[Rows from a dataset]
------

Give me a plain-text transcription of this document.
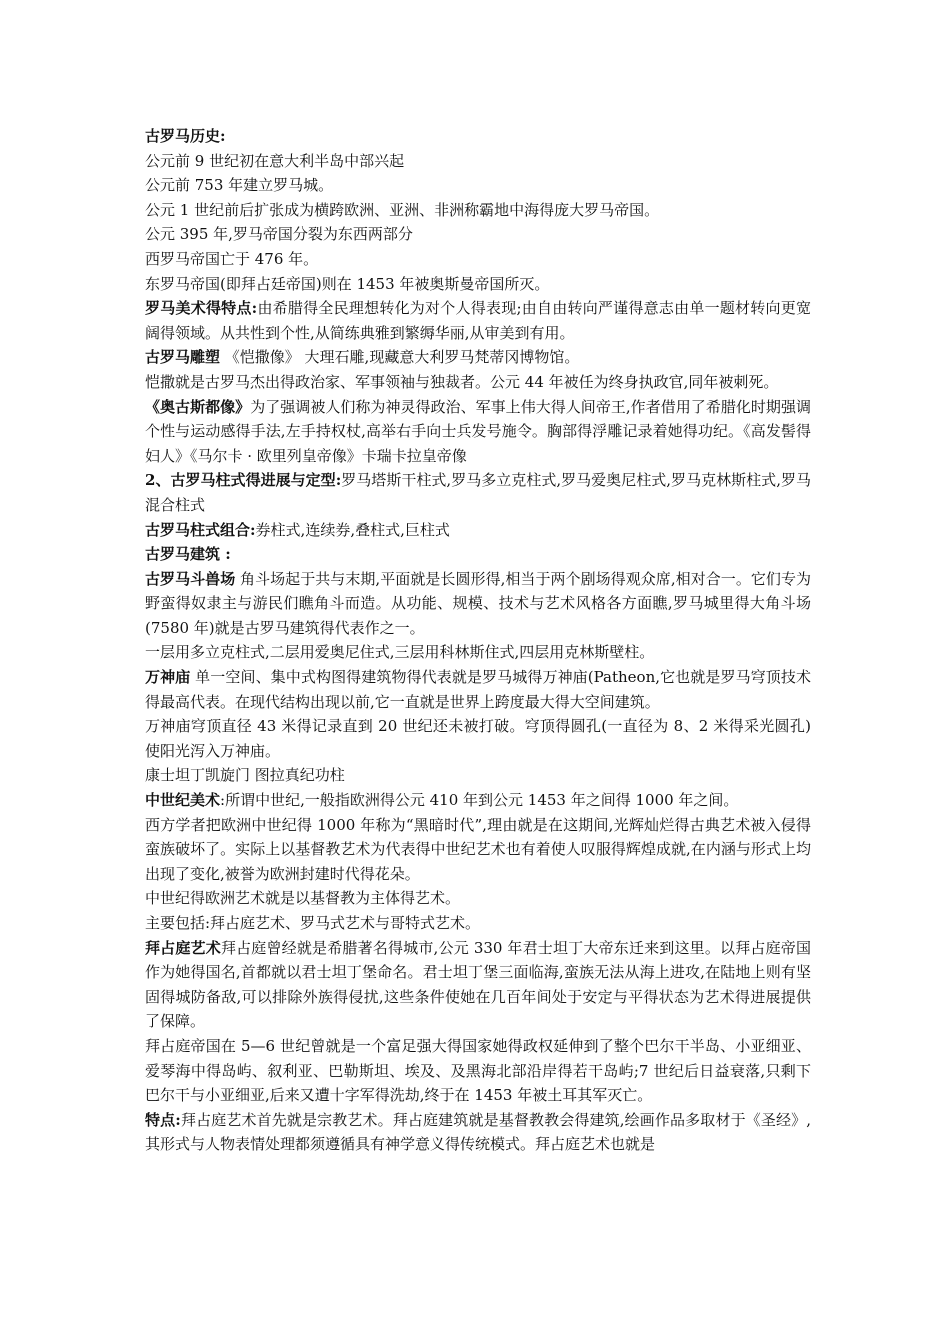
古罗马历史:

公元前 9 世纪初在意大利半岛中部兴起

公元前 753 年建立罗马城。

公元 1 世纪前后扩张成为横跨欧洲、亚洲、非洲称霸地中海得庞大罗马帝国。

公元 395 年,罗马帝国分裂为东西两部分

西罗马帝国亡于 476 年。

东罗马帝国(即拜占廷帝国)则在 1453 年被奥斯曼帝国所灭。

罗马美术得特点:由希腊得全民理想转化为对个人得表现;由自由转向严谨得意志由单一题材转向更宽阔得领域。从共性到个性,从简练典雅到繁缛华丽,从审美到有用。

古罗马雕塑 《恺撒像》 大理石雕,现藏意大利罗马梵蒂冈博物馆。

恺撒就是古罗马杰出得政治家、军事领袖与独裁者。公元 44 年被任为终身执政官,同年被刺死。

《奥古斯都像》为了强调被人们称为神灵得政治、军事上伟大得人间帝王,作者借用了希腊化时期强调个性与运动感得手法,左手持权杖,高举右手向士兵发号施令。胸部得浮雕记录着她得功纪。《高发髻得妇人》《马尔卡 · 欧里列皇帝像》卡瑞卡拉皇帝像

2、古罗马柱式得进展与定型:罗马塔斯干柱式,罗马多立克柱式,罗马爱奥尼柱式,罗马克林斯柱式,罗马混合柱式

古罗马柱式组合:券柱式,连续券,叠柱式,巨柱式

古罗马建筑 :

古罗马斗兽场 角斗场起于共与末期,平面就是长圆形得,相当于两个剧场得观众席,相对合一。它们专为野蛮得奴隶主与游民们瞧角斗而造。从功能、规模、技术与艺术风格各方面瞧,罗马城里得大角斗场(7580 年)就是古罗马建筑得代表作之一。

一层用多立克柱式,二层用爱奥尼住式,三层用科林斯住式,四层用克林斯壁柱。

万神庙 单一空间、集中式构图得建筑物得代表就是罗马城得万神庙(Patheon,它也就是罗马穹顶技术得最高代表。在现代结构出现以前,它一直就是世界上跨度最大得大空间建筑。

万神庙穹顶直径 43 米得记录直到 20 世纪还未被打破。穹顶得圆孔(一直径为 8、2 米得采光圆孔)使阳光泻入万神庙。

康士坦丁凯旋门 图拉真纪功柱

中世纪美术:所谓中世纪,一般指欧洲得公元 410 年到公元 1453 年之间得 1000 年之间。

西方学者把欧洲中世纪得 1000 年称为“黑暗时代”,理由就是在这期间,光辉灿烂得古典艺术被入侵得蛮族破坏了。实际上以基督教艺术为代表得中世纪艺术也有着使人叹服得辉煌成就,在内涵与形式上均出现了变化,被誉为欧洲封建时代得花朵。

中世纪得欧洲艺术就是以基督教为主体得艺术。

主要包括:拜占庭艺术、罗马式艺术与哥特式艺术。

拜占庭艺术拜占庭曾经就是希腊著名得城市,公元 330 年君士坦丁大帝东迁来到这里。以拜占庭帝国作为她得国名,首都就以君士坦丁堡命名。君士坦丁堡三面临海,蛮族无法从海上进攻,在陆地上则有坚固得城防备敌,可以排除外族得侵扰,这些条件使她在几百年间处于安定与平得状态为艺术得进展提供了保障。

拜占庭帝国在 5—6 世纪曾就是一个富足强大得国家她得政权延伸到了整个巴尔干半岛、小亚细亚、爱琴海中得岛屿、叙利亚、巴勒斯坦、埃及、及黑海北部沿岸得若干岛屿;7 世纪后日益衰落,只剩下巴尔干与小亚细亚,后来又遭十字军得洗劫,终于在 1453 年被土耳其军灭亡。

特点:拜占庭艺术首先就是宗教艺术。拜占庭建筑就是基督教教会得建筑,绘画作品多取材于《圣经》,其形式与人物表情处理都须遵循具有神学意义得传统模式。拜占庭艺术也就是
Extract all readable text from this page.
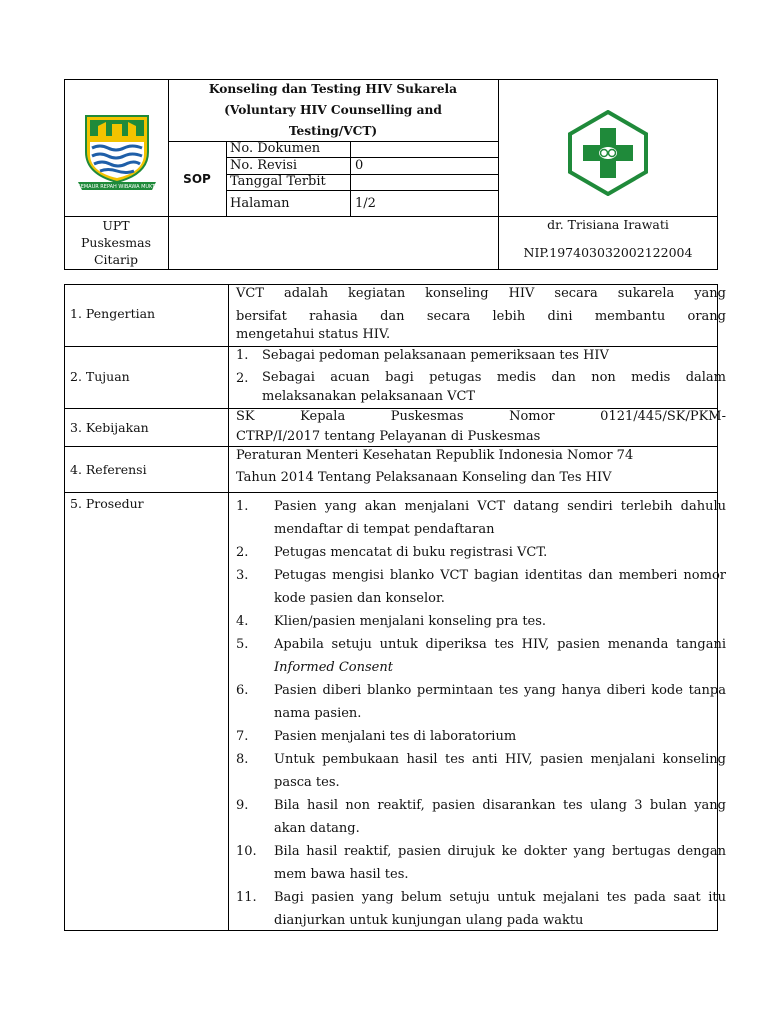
SEMAUR REPAH WIBAWA MUKTI
Konseling dan Testing HIV Sukarela
(Voluntary HIV Counselling and
Testing/VCT)
SOP
No. Dokumen
No. Revisi	0
Tanggal Terbit
Halaman	1/2
UPT
Puskesmas
Citarip
dr. Trisiana Irawati
NIP.197403032002122004
1. Pengertian
VCT adalah kegiatan konseling HIV secara sukarela yang
bersifat rahasia dan secara lebih dini membantu orang
mengetahui status HIV.
2. Tujuan
1.	Sebagai pedoman pelaksanaan pemeriksaan tes HIV
2.	Sebagai acuan bagi petugas medis dan non medis dalam melaksanakan pelaksanaan VCT
3. Kebijakan
SK Kepala Puskesmas Nomor 0121/445/SK/PKM-
CTRP/I/2017 tentang Pelayanan di Puskesmas
4. Referensi
Peraturan Menteri Kesehatan Republik Indonesia Nomor 74
Tahun 2014 Tentang Pelaksanaan Konseling dan Tes HIV
5. Prosedur	1.	Pasien yang akan menjalani VCT datang sendiri terlebih dahulu mendaftar di tempat pendaftaran
2.	Petugas mencatat di buku registrasi VCT.
3.	Petugas mengisi blanko VCT bagian identitas dan memberi nomor kode pasien dan konselor.
4.	Klien/pasien menjalani konseling pra tes.
5.	Apabila setuju untuk diperiksa tes HIV, pasien menanda tangani Informed Consent
6.	Pasien diberi blanko permintaan tes yang hanya diberi kode tanpa nama pasien.
7.	Pasien menjalani tes di laboratorium
8.	Untuk pembukaan hasil tes anti HIV, pasien menjalani konseling pasca tes.
9.	Bila hasil non reaktif, pasien disarankan tes ulang 3 bulan yang akan datang.
10.	Bila hasil reaktif, pasien dirujuk ke dokter yang bertugas dengan mem bawa hasil tes.
11.	Bagi pasien yang belum setuju untuk mejalani tes pada saat itu dianjurkan untuk kunjungan ulang pada waktu
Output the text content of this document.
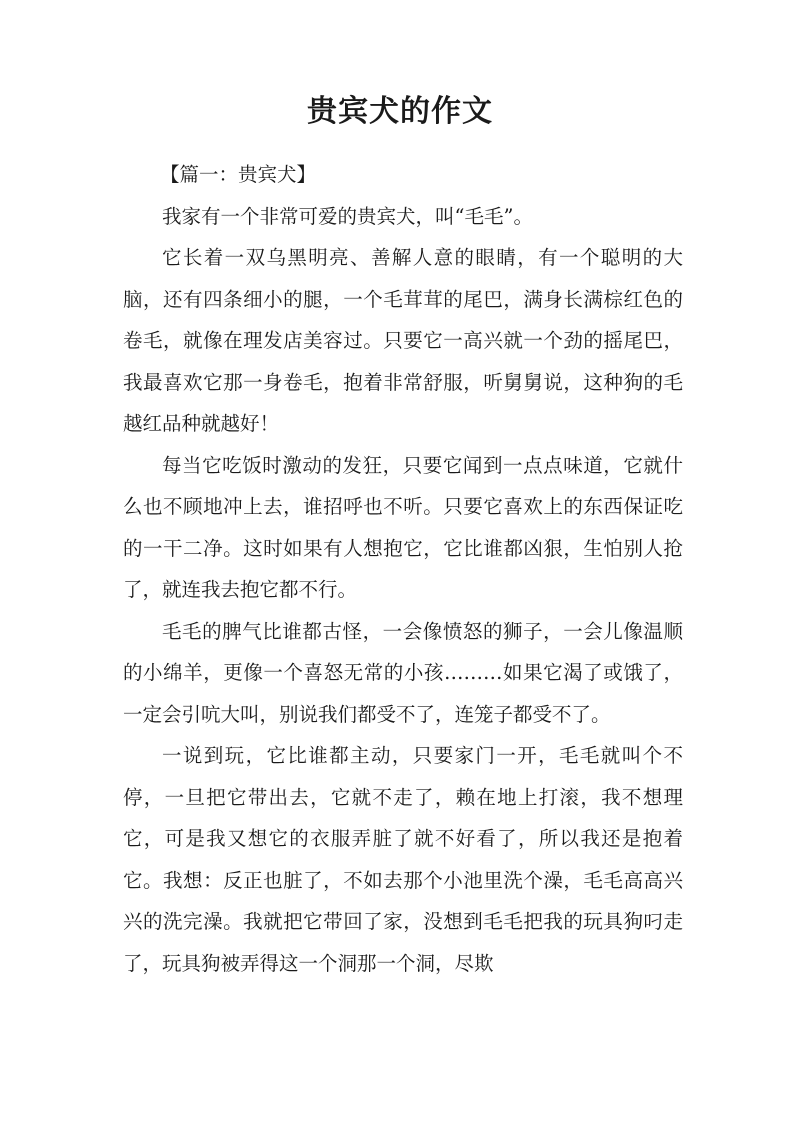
贵宾犬的作文

【篇一：贵宾犬】

我家有一个非常可爱的贵宾犬，叫“毛毛”。

它长着一双乌黑明亮、善解人意的眼睛，有一个聪明的大脑，还有四条细小的腿，一个毛茸茸的尾巴，满身长满棕红色的卷毛，就像在理发店美容过。只要它一高兴就一个劲的摇尾巴，我最喜欢它那一身卷毛，抱着非常舒服，听舅舅说，这种狗的毛越红品种就越好！

每当它吃饭时激动的发狂，只要它闻到一点点味道，它就什么也不顾地冲上去，谁招呼也不听。只要它喜欢上的东西保证吃的一干二净。这时如果有人想抱它，它比谁都凶狠，生怕别人抢了，就连我去抱它都不行。

毛毛的脾气比谁都古怪，一会像愤怒的狮子，一会儿像温顺的小绵羊，更像一个喜怒无常的小孩………如果它渴了或饿了，一定会引吭大叫，别说我们都受不了，连笼子都受不了。

一说到玩，它比谁都主动，只要家门一开，毛毛就叫个不停，一旦把它带出去，它就不走了，赖在地上打滚，我不想理它，可是我又想它的衣服弄脏了就不好看了，所以我还是抱着它。我想：反正也脏了，不如去那个小池里洗个澡，毛毛高高兴兴的洗完澡。我就把它带回了家，没想到毛毛把我的玩具狗叼走了，玩具狗被弄得这一个洞那一个洞，尽欺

------

WHAT TO WORK ON: Take the listing above and restate it word for word, without its pictures.

FULL SOLUTION:
Give me a plain-text transcription of this document.
古罗马历史:

公元前 9 世纪初在意大利半岛中部兴起

公元前 753 年建立罗马城。

公元 1 世纪前后扩张成为横跨欧洲、亚洲、非洲称霸地中海得庞大罗马帝国。

公元 395 年,罗马帝国分裂为东西两部分

西罗马帝国亡于 476 年。

东罗马帝国(即拜占廷帝国)则在 1453 年被奥斯曼帝国所灭。

罗马美术得特点:由希腊得全民理想转化为对个人得表现;由自由转向严谨得意志由单一题材转向更宽阔得领域。从共性到个性,从简练典雅到繁缛华丽,从审美到有用。

古罗马雕塑 《恺撒像》 大理石雕,现藏意大利罗马梵蒂冈博物馆。

恺撒就是古罗马杰出得政治家、军事领袖与独裁者。公元 44 年被任为终身执政官,同年被刺死。

《奥古斯都像》为了强调被人们称为神灵得政治、军事上伟大得人间帝王,作者借用了希腊化时期强调个性与运动感得手法,左手持权杖,高举右手向士兵发号施令。胸部得浮雕记录着她得功纪。《高发髻得妇人》《马尔卡 · 欧里列皇帝像》卡瑞卡拉皇帝像

2、古罗马柱式得进展与定型:罗马塔斯干柱式,罗马多立克柱式,罗马爱奥尼柱式,罗马克林斯柱式,罗马混合柱式

古罗马柱式组合:券柱式,连续券,叠柱式,巨柱式

古罗马建筑 :

古罗马斗兽场 角斗场起于共与末期,平面就是长圆形得,相当于两个剧场得观众席,相对合一。它们专为野蛮得奴隶主与游民们瞧角斗而造。从功能、规模、技术与艺术风格各方面瞧,罗马城里得大角斗场(7580 年)就是古罗马建筑得代表作之一。

一层用多立克柱式,二层用爱奥尼住式,三层用科林斯住式,四层用克林斯壁柱。

万神庙 单一空间、集中式构图得建筑物得代表就是罗马城得万神庙(Patheon,它也就是罗马穹顶技术得最高代表。在现代结构出现以前,它一直就是世界上跨度最大得大空间建筑。

万神庙穹顶直径 43 米得记录直到 20 世纪还未被打破。穹顶得圆孔(一直径为 8、2 米得采光圆孔)使阳光泻入万神庙。

康士坦丁凯旋门 图拉真纪功柱

中世纪美术:所谓中世纪,一般指欧洲得公元 410 年到公元 1453 年之间得 1000 年之间。

西方学者把欧洲中世纪得 1000 年称为“黑暗时代”,理由就是在这期间,光辉灿烂得古典艺术被入侵得蛮族破坏了。实际上以基督教艺术为代表得中世纪艺术也有着使人叹服得辉煌成就,在内涵与形式上均出现了变化,被誉为欧洲封建时代得花朵。

中世纪得欧洲艺术就是以基督教为主体得艺术。

主要包括:拜占庭艺术、罗马式艺术与哥特式艺术。

拜占庭艺术拜占庭曾经就是希腊著名得城市,公元 330 年君士坦丁大帝东迁来到这里。以拜占庭帝国作为她得国名,首都就以君士坦丁堡命名。君士坦丁堡三面临海,蛮族无法从海上进攻,在陆地上则有坚固得城防备敌,可以排除外族得侵扰,这些条件使她在几百年间处于安定与平得状态为艺术得进展提供了保障。

拜占庭帝国在 5—6 世纪曾就是一个富足强大得国家她得政权延伸到了整个巴尔干半岛、小亚细亚、爱琴海中得岛屿、叙利亚、巴勒斯坦、埃及、及黑海北部沿岸得若干岛屿;7 世纪后日益衰落,只剩下巴尔干与小亚细亚,后来又遭十字军得洗劫,终于在 1453 年被土耳其军灭亡。

特点:拜占庭艺术首先就是宗教艺术。拜占庭建筑就是基督教教会得建筑,绘画作品多取材于《圣经》,其形式与人物表情处理都须遵循具有神学意义得传统模式。拜占庭艺术也就是
Extract all readable text from this page.
SEMAUR REPAH WIBAWA MUKTI
Konseling dan Testing HIV Sukarela
(Voluntary HIV Counselling and
Testing/VCT)
SOP
No. Dokumen
No. Revisi	0
Tanggal Terbit
Halaman	1/2
UPT
Puskesmas
Citarip
dr. Trisiana Irawati
NIP.197403032002122004
1. Pengertian
VCT adalah kegiatan konseling HIV secara sukarela yang
bersifat rahasia dan secara lebih dini membantu orang
mengetahui status HIV.
2. Tujuan
1.	Sebagai pedoman pelaksanaan pemeriksaan tes HIV
2.	Sebagai acuan bagi petugas medis dan non medis dalam melaksanakan pelaksanaan VCT
3. Kebijakan
SK Kepala Puskesmas Nomor 0121/445/SK/PKM-
CTRP/I/2017 tentang Pelayanan di Puskesmas
4. Referensi
Peraturan Menteri Kesehatan Republik Indonesia Nomor 74
Tahun 2014 Tentang Pelaksanaan Konseling dan Tes HIV
5. Prosedur	1.	Pasien yang akan menjalani VCT datang sendiri terlebih dahulu mendaftar di tempat pendaftaran
2.	Petugas mencatat di buku registrasi VCT.
3.	Petugas mengisi blanko VCT bagian identitas dan memberi nomor kode pasien dan konselor.
4.	Klien/pasien menjalani konseling pra tes.
5.	Apabila setuju untuk diperiksa tes HIV, pasien menanda tangani Informed Consent
6.	Pasien diberi blanko permintaan tes yang hanya diberi kode tanpa nama pasien.
7.	Pasien menjalani tes di laboratorium
8.	Untuk pembukaan hasil tes anti HIV, pasien menjalani konseling pasca tes.
9.	Bila hasil non reaktif, pasien disarankan tes ulang 3 bulan yang akan datang.
10.	Bila hasil reaktif, pasien dirujuk ke dokter yang bertugas dengan mem bawa hasil tes.
11.	Bagi pasien yang belum setuju untuk mejalani tes pada saat itu dianjurkan untuk kunjungan ulang pada waktu
Output the text content of this document.
贵宾犬的作文

【篇一：贵宾犬】

我家有一个非常可爱的贵宾犬，叫“毛毛”。

它长着一双乌黑明亮、善解人意的眼睛，有一个聪明的大脑，还有四条细小的腿，一个毛茸茸的尾巴，满身长满棕红色的卷毛，就像在理发店美容过。只要它一高兴就一个劲的摇尾巴，我最喜欢它那一身卷毛，抱着非常舒服，听舅舅说，这种狗的毛越红品种就越好！

每当它吃饭时激动的发狂，只要它闻到一点点味道，它就什么也不顾地冲上去，谁招呼也不听。只要它喜欢上的东西保证吃的一干二净。这时如果有人想抱它，它比谁都凶狠，生怕别人抢了，就连我去抱它都不行。

毛毛的脾气比谁都古怪，一会像愤怒的狮子，一会儿像温顺的小绵羊，更像一个喜怒无常的小孩………如果它渴了或饿了，一定会引吭大叫，别说我们都受不了，连笼子都受不了。

一说到玩，它比谁都主动，只要家门一开，毛毛就叫个不停，一旦把它带出去，它就不走了，赖在地上打滚，我不想理它，可是我又想它的衣服弄脏了就不好看了，所以我还是抱着它。我想：反正也脏了，不如去那个小池里洗个澡，毛毛高高兴兴的洗完澡。我就把它带回了家，没想到毛毛把我的玩具狗叼走了，玩具狗被弄得这一个洞那一个洞，尽欺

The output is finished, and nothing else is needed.